*GIVEN TASK*: Search the material below for the string "color" and extract each line that has it.

*EXCERPTED DATA*:
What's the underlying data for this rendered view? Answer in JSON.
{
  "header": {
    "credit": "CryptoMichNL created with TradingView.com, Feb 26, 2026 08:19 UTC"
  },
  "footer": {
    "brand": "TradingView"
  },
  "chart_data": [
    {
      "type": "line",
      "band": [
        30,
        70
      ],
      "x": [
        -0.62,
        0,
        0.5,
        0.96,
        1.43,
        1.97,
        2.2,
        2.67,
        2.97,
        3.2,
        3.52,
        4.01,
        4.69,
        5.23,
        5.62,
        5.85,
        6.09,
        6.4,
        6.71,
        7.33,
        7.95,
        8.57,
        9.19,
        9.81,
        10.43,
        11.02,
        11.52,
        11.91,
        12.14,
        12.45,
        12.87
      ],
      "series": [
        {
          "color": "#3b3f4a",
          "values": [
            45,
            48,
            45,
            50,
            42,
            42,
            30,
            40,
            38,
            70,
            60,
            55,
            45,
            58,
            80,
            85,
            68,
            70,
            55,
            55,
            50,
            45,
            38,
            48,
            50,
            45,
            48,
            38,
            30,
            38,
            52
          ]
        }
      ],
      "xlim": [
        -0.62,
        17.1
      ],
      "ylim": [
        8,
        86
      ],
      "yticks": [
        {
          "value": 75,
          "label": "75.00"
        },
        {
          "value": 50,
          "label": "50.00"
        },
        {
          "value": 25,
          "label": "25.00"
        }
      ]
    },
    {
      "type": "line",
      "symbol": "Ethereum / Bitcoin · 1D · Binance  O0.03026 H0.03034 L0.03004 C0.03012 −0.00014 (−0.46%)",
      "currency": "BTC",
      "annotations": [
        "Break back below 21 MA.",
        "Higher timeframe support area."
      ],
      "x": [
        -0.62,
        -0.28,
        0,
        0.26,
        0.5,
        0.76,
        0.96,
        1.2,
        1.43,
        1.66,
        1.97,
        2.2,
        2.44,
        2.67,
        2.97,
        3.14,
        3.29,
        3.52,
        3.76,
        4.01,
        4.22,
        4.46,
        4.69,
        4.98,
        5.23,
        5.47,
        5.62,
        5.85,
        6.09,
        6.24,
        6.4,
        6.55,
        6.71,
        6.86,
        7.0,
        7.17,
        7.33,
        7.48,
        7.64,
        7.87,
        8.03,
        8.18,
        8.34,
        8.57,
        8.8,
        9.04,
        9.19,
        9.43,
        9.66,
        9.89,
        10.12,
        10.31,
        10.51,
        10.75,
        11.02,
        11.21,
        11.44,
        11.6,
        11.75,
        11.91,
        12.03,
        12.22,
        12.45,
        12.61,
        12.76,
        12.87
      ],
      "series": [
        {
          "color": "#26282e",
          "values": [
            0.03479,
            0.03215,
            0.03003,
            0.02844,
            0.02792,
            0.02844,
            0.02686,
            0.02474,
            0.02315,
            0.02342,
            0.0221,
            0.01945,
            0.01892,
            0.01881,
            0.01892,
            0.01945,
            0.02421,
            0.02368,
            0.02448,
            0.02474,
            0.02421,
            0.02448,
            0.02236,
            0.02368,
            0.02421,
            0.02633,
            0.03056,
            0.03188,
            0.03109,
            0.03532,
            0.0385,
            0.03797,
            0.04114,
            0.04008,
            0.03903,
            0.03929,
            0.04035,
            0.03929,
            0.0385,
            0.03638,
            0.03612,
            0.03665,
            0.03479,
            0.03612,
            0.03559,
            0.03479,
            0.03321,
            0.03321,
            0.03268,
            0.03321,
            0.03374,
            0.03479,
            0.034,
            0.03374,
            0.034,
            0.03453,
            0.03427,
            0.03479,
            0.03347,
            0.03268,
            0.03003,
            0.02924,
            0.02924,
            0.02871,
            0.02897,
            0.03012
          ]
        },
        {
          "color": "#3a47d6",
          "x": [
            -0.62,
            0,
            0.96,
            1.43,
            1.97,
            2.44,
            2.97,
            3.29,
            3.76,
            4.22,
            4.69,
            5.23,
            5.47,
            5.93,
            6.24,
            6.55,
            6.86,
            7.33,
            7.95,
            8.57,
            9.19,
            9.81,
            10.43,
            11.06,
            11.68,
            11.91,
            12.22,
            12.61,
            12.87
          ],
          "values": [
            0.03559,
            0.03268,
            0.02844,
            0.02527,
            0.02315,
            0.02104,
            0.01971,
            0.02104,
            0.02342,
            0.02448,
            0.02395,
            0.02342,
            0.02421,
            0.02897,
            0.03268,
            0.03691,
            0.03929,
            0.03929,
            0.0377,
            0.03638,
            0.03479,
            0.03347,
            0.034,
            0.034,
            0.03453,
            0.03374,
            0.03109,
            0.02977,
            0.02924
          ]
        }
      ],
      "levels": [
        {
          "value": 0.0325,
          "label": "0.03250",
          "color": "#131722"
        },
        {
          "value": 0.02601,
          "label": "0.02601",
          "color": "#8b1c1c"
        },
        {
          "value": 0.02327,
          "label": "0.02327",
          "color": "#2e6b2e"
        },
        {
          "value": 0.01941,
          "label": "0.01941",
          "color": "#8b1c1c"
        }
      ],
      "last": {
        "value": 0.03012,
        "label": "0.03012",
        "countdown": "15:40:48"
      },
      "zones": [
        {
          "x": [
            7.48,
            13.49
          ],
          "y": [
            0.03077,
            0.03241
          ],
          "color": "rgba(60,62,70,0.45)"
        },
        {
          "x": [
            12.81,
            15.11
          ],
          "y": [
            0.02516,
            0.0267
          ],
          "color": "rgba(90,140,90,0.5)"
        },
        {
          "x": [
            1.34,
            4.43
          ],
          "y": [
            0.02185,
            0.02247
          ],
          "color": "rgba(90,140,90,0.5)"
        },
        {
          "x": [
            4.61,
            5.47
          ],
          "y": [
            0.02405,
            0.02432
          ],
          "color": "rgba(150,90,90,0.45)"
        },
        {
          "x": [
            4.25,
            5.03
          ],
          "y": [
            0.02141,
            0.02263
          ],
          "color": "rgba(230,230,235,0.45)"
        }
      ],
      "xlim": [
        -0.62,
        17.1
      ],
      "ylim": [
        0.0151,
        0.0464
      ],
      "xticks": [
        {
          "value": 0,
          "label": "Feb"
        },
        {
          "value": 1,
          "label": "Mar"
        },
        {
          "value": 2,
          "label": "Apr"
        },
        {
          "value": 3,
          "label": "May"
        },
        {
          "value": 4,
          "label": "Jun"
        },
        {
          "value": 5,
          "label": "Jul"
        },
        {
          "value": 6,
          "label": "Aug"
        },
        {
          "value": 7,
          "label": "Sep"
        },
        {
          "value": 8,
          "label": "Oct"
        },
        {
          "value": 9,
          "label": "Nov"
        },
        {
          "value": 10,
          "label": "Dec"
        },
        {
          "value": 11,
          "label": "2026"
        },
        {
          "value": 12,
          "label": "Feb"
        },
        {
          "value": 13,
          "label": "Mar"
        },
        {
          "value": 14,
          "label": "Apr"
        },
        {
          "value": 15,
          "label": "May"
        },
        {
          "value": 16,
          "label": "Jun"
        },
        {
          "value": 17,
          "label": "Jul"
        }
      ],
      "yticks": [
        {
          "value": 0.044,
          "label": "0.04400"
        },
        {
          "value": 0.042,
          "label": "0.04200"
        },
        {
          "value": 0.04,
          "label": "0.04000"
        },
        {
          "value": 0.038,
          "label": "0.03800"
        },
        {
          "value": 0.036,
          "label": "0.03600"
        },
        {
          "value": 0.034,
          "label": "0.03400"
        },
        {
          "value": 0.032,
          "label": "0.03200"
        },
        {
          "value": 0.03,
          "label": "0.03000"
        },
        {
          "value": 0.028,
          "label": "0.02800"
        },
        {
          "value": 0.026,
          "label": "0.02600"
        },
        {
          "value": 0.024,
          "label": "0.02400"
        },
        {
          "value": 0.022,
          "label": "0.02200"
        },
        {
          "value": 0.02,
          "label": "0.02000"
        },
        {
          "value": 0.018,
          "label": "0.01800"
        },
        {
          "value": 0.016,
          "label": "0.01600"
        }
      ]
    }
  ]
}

*COMPLETE OUTPUT*:
          "color": "#3b3f4a",
          "color": "#26282e",
          "color": "#3a47d6",
          "color": "#131722"
          "color": "#8b1c1c"
          "color": "#2e6b2e"
          "color": "#8b1c1c"
          "color": "rgba(60,62,70,0.45)"
          "color": "rgba(90,140,90,0.5)"
          "color": "rgba(90,140,90,0.5)"
          "color": "rgba(150,90,90,0.45)"
          "color": "rgba(230,230,235,0.45)"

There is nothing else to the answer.